### WHAT TO WORK ON
Copy each line of the records that holds the string "background".

(Entries taken from a collection)

+++++

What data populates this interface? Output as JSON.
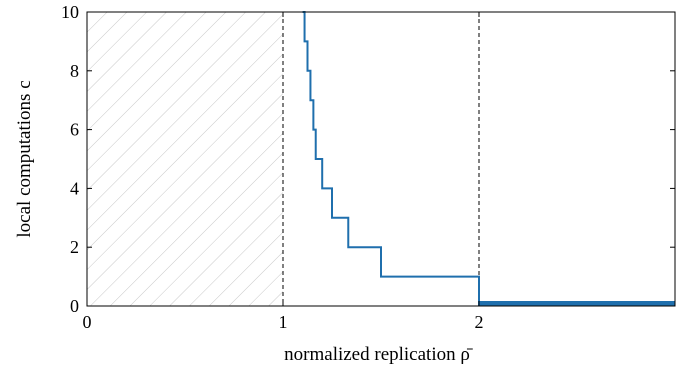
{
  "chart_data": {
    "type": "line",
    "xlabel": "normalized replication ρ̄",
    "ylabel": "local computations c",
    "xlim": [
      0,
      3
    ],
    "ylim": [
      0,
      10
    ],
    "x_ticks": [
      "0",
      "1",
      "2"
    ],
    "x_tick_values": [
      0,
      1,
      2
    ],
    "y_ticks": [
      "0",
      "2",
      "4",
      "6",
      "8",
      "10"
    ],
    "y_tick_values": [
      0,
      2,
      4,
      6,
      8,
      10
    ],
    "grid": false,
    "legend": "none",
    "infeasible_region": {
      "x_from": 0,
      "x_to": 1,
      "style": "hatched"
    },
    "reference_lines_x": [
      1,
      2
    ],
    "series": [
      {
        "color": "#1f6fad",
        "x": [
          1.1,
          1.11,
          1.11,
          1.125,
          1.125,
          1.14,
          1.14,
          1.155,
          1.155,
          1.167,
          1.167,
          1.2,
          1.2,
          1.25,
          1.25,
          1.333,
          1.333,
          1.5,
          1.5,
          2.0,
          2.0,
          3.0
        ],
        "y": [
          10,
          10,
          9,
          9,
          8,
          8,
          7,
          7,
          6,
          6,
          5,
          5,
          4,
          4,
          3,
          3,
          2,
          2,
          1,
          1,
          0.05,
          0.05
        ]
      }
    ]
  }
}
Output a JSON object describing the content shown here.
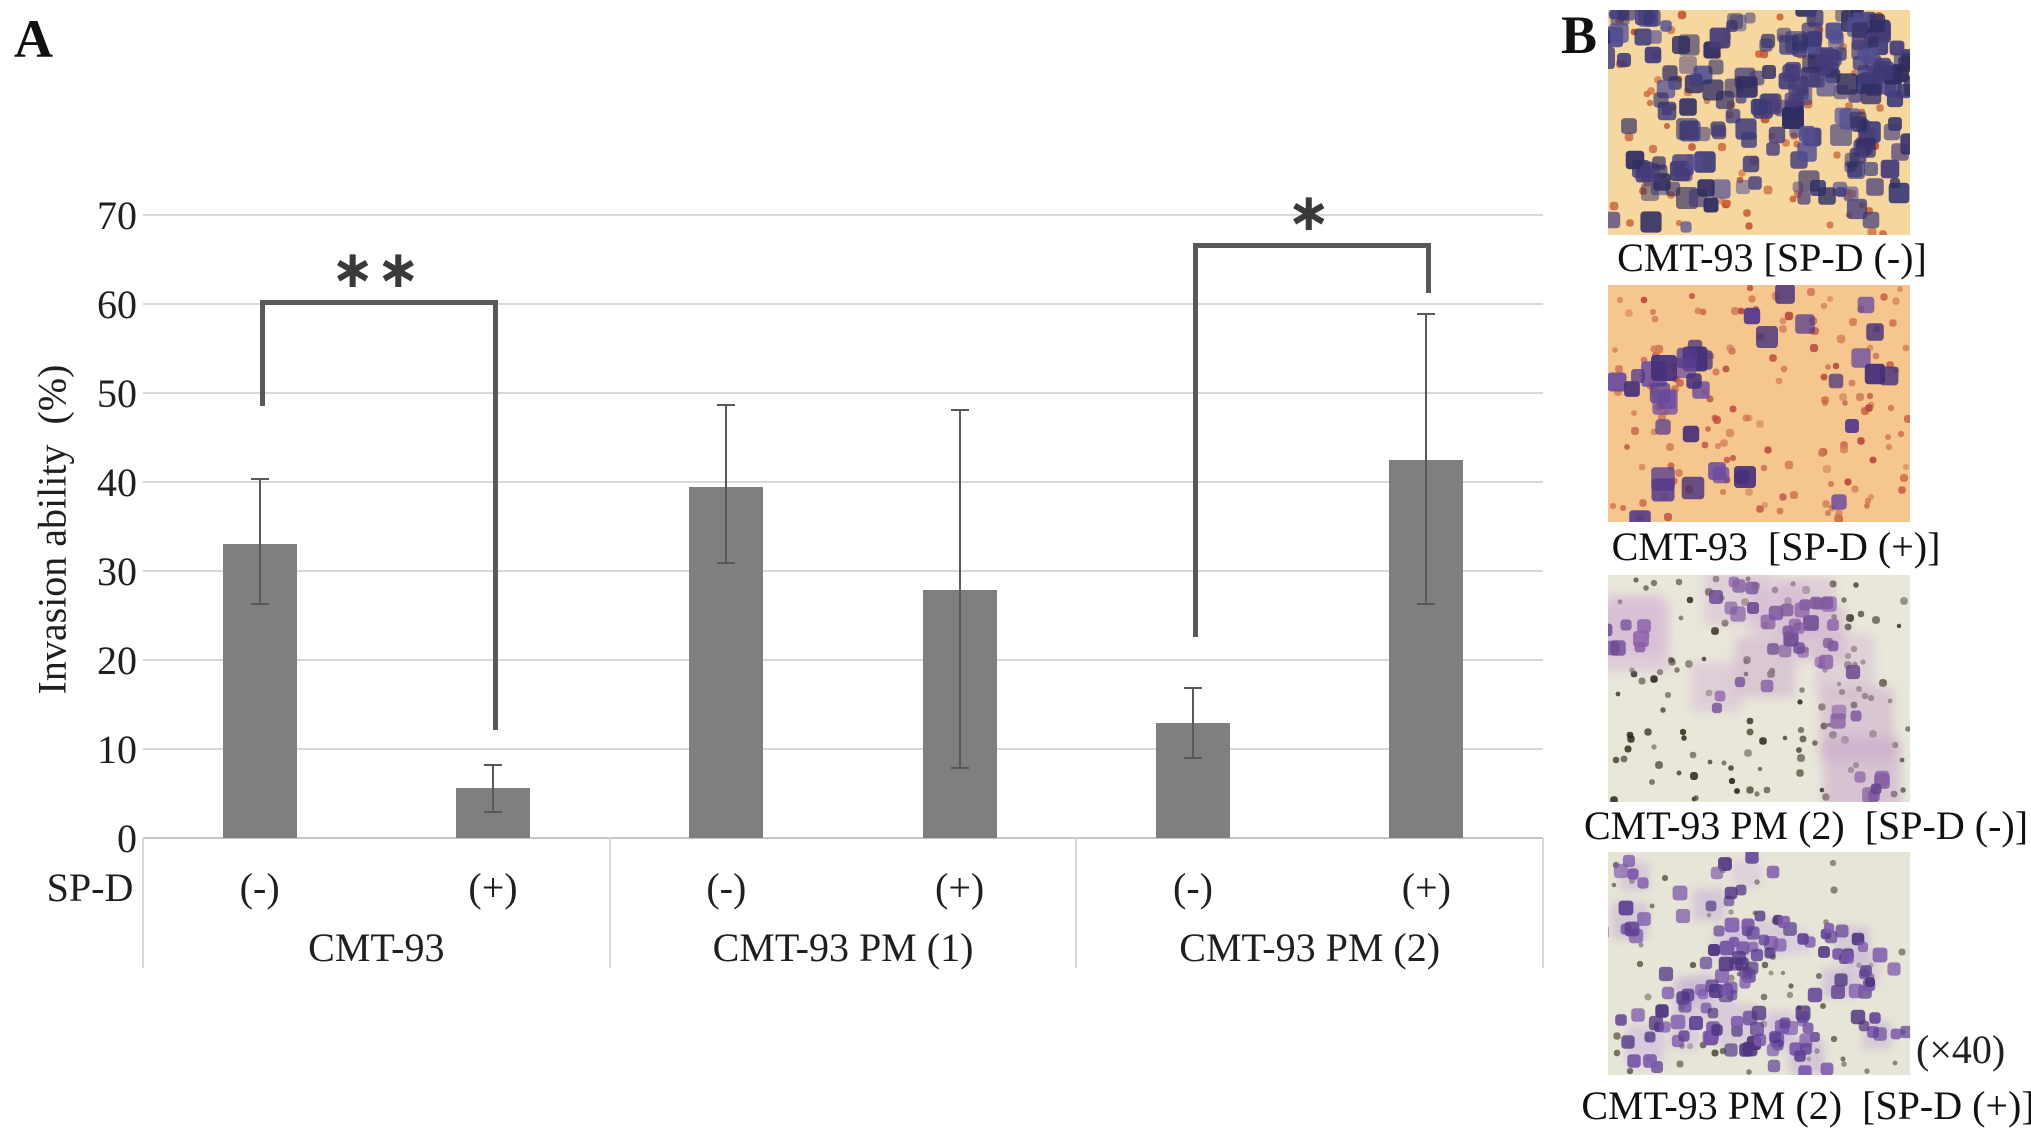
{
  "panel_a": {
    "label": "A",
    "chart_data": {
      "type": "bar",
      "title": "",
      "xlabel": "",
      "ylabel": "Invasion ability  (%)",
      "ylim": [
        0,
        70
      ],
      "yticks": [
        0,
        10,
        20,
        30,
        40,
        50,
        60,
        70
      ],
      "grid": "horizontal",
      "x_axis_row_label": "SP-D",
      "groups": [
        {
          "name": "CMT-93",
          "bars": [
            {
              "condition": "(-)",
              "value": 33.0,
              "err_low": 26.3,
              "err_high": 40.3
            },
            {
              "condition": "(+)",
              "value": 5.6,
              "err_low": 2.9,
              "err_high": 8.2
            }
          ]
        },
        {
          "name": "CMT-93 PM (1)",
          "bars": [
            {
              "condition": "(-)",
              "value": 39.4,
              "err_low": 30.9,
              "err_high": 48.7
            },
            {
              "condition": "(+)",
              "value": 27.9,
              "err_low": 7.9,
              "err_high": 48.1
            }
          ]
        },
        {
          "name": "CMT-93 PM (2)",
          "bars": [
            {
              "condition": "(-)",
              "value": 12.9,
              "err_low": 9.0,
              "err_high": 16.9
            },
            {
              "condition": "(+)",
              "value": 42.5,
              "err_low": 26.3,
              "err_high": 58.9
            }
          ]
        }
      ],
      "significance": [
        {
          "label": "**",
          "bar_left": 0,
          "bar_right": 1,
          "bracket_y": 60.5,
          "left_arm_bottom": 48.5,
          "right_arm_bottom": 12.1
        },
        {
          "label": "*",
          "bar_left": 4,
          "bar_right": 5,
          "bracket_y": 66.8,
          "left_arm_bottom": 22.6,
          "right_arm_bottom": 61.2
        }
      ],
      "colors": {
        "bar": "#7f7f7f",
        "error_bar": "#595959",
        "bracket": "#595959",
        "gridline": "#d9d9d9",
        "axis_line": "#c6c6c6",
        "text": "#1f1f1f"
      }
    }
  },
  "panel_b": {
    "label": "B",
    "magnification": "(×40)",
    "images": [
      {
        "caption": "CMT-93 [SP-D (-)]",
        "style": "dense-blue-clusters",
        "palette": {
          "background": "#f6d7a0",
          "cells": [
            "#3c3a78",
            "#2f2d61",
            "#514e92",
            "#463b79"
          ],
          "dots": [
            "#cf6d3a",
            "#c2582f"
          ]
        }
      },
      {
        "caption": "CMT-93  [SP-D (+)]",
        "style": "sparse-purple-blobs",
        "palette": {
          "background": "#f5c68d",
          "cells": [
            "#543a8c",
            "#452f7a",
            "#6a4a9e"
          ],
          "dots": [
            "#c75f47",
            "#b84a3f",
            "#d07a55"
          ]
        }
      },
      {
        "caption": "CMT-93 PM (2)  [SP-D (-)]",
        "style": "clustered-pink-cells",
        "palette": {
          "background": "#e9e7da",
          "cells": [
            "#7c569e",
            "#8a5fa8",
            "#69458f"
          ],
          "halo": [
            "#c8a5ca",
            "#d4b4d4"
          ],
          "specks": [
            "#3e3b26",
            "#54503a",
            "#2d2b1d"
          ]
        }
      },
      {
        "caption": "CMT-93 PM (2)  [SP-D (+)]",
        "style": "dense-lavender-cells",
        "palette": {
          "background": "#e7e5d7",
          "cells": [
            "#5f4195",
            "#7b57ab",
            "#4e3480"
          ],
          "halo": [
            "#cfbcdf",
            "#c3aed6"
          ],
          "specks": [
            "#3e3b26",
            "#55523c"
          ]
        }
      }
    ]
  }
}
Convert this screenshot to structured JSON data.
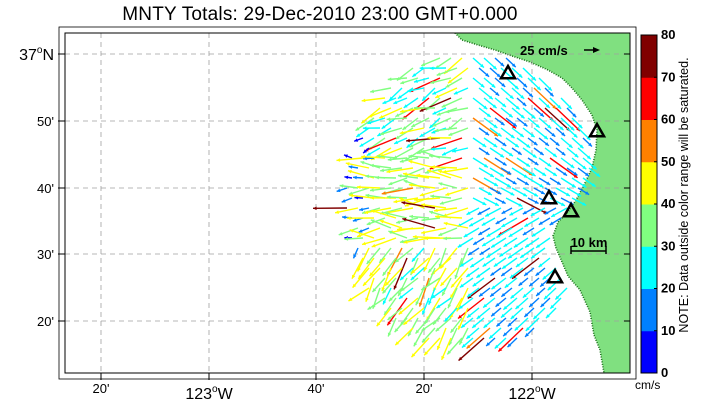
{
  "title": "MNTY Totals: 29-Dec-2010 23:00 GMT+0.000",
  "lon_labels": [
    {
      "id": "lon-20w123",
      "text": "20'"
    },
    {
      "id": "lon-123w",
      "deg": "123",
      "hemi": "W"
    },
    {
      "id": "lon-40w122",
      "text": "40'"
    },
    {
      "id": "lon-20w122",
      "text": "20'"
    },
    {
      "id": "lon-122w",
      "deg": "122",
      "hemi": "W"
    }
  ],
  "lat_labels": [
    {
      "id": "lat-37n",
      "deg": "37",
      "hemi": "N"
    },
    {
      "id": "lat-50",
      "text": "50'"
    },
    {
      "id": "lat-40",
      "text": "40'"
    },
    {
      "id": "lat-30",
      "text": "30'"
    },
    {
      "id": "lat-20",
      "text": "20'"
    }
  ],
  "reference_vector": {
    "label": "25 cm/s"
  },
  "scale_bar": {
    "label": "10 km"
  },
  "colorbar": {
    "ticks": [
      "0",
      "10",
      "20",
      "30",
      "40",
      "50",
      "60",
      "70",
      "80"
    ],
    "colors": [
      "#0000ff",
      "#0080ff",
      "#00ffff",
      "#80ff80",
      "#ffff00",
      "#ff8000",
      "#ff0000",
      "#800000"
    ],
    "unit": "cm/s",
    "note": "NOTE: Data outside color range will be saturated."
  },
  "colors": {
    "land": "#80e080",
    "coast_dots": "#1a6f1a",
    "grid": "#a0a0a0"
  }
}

+++++

### RESULT
          "background": "#f6d7a0",
          "background": "#f5c68d",
          "background": "#e9e7da",
          "background": "#e7e5d7",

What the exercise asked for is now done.